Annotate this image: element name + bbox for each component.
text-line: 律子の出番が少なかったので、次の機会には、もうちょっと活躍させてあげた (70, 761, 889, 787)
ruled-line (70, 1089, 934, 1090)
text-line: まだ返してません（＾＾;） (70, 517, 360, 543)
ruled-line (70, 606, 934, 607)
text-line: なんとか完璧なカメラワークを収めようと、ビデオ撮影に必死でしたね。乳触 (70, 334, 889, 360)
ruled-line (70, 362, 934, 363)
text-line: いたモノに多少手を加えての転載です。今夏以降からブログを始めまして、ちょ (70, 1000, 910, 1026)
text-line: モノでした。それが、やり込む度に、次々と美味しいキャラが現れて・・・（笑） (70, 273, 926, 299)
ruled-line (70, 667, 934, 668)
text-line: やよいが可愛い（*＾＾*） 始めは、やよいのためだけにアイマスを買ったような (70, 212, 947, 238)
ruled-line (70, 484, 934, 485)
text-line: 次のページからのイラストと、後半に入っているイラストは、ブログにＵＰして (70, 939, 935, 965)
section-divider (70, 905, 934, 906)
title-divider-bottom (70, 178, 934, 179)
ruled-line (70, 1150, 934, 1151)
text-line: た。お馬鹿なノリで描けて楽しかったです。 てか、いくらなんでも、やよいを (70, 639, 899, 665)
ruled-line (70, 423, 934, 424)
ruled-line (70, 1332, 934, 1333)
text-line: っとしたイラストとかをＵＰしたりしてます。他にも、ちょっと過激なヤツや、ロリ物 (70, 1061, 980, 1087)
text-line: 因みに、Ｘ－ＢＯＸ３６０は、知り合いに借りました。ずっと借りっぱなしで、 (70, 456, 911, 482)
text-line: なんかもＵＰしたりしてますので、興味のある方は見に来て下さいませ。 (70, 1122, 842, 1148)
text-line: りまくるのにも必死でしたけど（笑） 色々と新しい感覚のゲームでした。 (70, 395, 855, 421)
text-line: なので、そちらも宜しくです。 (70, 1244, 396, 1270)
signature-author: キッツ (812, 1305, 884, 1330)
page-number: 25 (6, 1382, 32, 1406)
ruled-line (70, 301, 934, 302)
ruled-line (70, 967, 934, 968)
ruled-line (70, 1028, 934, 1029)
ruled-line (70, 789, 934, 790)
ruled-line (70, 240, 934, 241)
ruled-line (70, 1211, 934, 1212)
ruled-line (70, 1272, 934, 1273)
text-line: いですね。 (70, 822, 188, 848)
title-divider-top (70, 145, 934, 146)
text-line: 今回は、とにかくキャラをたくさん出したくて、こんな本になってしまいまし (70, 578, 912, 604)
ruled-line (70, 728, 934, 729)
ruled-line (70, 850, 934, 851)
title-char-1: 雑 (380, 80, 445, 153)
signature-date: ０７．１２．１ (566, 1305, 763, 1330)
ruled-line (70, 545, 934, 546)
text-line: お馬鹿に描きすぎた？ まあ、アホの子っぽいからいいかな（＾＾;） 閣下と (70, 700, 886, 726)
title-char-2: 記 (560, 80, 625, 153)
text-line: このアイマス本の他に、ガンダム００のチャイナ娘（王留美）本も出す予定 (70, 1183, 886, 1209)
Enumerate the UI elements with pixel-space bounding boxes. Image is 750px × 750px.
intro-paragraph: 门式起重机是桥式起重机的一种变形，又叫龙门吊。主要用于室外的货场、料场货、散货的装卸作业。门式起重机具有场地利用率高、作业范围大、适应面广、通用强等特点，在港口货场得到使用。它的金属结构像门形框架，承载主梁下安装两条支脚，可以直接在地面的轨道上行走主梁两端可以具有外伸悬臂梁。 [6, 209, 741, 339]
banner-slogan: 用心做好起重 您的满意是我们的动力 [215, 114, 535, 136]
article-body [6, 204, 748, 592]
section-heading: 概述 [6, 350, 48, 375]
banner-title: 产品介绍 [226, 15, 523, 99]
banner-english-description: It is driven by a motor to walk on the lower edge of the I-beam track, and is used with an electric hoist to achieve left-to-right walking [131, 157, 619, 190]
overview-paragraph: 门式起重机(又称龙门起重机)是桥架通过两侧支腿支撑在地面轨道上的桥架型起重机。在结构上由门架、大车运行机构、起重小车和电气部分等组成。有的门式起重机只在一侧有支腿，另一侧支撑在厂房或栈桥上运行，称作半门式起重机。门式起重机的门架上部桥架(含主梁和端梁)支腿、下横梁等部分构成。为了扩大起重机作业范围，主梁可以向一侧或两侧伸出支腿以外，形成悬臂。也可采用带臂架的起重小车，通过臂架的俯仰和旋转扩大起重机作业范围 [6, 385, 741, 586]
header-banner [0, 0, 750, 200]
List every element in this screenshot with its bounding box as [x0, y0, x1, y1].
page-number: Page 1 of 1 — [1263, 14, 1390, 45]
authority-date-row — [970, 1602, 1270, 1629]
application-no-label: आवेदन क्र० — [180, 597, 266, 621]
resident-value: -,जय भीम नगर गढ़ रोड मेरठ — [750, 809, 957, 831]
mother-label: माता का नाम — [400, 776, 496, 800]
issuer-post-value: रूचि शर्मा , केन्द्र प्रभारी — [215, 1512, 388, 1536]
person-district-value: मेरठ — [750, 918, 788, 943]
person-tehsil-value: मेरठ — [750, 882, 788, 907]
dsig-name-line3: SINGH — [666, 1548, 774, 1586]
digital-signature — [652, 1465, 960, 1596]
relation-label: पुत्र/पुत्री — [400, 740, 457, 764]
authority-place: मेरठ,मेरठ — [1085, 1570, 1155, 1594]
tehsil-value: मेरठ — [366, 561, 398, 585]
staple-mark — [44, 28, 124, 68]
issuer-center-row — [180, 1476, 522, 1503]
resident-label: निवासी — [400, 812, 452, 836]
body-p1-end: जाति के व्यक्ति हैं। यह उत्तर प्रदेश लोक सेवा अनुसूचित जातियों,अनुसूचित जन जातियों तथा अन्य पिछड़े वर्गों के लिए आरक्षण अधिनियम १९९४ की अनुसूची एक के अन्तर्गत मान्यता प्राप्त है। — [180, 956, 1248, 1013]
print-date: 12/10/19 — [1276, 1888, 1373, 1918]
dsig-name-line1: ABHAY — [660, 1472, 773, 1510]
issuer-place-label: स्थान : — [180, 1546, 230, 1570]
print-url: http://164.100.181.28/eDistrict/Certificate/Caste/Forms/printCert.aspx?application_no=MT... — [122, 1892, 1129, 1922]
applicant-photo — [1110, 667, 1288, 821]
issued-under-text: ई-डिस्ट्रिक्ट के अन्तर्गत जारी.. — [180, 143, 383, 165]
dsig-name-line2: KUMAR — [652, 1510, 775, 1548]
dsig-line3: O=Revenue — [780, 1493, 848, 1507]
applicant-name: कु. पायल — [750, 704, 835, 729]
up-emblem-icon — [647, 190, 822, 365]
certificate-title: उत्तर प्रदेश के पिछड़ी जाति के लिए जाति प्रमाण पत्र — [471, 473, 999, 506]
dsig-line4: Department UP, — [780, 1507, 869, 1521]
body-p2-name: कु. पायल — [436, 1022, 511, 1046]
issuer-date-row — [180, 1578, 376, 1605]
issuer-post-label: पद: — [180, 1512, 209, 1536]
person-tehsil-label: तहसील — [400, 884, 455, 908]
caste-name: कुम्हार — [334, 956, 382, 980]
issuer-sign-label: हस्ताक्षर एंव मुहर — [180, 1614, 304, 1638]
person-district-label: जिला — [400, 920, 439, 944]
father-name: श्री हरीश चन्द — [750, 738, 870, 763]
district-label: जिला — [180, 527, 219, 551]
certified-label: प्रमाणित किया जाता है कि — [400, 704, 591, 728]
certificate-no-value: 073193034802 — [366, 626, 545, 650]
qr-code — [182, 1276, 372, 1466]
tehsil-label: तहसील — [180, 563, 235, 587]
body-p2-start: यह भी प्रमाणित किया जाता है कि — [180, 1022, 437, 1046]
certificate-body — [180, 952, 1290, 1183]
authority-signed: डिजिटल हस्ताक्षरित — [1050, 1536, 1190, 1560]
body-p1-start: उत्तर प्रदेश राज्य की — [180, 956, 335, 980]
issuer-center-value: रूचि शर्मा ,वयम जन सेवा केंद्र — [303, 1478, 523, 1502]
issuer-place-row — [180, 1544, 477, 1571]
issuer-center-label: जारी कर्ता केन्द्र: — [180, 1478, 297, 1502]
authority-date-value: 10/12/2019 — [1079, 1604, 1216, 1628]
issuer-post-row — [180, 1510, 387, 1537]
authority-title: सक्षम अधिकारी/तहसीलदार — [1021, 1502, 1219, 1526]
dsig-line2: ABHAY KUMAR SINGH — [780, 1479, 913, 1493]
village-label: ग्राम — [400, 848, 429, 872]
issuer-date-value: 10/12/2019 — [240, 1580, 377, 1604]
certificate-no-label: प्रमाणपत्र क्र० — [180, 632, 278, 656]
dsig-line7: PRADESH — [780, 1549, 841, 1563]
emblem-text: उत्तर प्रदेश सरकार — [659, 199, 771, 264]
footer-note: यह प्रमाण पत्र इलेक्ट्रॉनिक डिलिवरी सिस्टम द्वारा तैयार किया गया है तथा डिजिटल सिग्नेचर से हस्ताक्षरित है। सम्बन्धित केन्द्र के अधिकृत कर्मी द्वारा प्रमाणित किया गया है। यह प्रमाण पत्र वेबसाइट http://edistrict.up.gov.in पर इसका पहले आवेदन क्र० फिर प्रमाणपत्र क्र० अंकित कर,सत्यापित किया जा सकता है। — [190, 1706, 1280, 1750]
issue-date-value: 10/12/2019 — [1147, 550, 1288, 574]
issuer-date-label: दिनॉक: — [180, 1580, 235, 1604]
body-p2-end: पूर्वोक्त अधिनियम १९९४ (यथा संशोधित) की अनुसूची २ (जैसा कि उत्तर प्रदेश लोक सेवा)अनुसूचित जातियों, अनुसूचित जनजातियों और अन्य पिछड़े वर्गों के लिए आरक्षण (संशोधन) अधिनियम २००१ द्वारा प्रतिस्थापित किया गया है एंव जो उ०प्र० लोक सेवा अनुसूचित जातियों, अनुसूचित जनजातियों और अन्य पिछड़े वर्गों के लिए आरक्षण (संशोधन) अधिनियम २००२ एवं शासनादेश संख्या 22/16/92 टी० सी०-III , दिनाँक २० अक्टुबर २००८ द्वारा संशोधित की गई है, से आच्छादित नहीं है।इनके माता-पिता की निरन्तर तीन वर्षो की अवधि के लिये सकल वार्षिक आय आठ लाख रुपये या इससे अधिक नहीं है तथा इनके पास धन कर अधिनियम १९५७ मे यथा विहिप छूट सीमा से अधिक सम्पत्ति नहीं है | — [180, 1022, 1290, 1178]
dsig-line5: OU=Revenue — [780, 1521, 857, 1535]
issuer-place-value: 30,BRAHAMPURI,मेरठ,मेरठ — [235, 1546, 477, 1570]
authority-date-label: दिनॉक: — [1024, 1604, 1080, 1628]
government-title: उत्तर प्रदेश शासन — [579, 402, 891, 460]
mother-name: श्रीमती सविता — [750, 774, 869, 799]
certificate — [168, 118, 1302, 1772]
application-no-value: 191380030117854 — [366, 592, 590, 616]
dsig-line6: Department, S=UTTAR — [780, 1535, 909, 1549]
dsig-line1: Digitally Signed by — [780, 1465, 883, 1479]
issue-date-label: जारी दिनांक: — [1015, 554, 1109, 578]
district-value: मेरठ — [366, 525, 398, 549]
◇ ◇ ◇
● **What to produce**
Locate each line of the material above that contains the string "body", and copy those lines.

● **Right answer**
article-body [6, 204, 748, 592]
body-p1-end: जाति के व्यक्ति हैं। यह उत्तर प्रदेश लोक सेवा अनुसूचित जातियों,अनुसूचित जन जातियों तथा अन्य पिछड़े वर्गों के लिए आरक्षण अधिनियम १९९४ की अनुसूची एक के अन्तर्गत मान्यता प्राप्त है। — [180, 956, 1248, 1013]
body-p2-name: कु. पायल — [436, 1022, 511, 1046]
body-p2-start: यह भी प्रमाणित किया जाता है कि — [180, 1022, 437, 1046]
certificate-body — [180, 952, 1290, 1183]
body-p1-start: उत्तर प्रदेश राज्य की — [180, 956, 335, 980]
body-p2-end: पूर्वोक्त अधिनियम १९९४ (यथा संशोधित) की अनुसूची २ (जैसा कि उत्तर प्रदेश लोक सेवा)अनुसूचित जातियों, अनुसूचित जनजातियों और अन्य पिछड़े वर्गों के लिए आरक्षण (संशोधन) अधिनियम २००१ द्वारा प्रतिस्थापित किया गया है एंव जो उ०प्र० लोक सेवा अनुसूचित जातियों, अनुसूचित जनजातियों और अन्य पिछड़े वर्गों के लिए आरक्षण (संशोधन) अधिनियम २००२ एवं शासनादेश संख्या 22/16/92 टी० सी०-III , दिनाँक २० अक्टुबर २००८ द्वारा संशोधित की गई है, से आच्छादित नहीं है।इनके माता-पिता की निरन्तर तीन वर्षो की अवधि के लिये सकल वार्षिक आय आठ लाख रुपये या इससे अधिक नहीं है तथा इनके पास धन कर अधिनियम १९५७ मे यथा विहिप छूट सीमा से अधिक सम्पत्ति नहीं है | — [180, 1022, 1290, 1178]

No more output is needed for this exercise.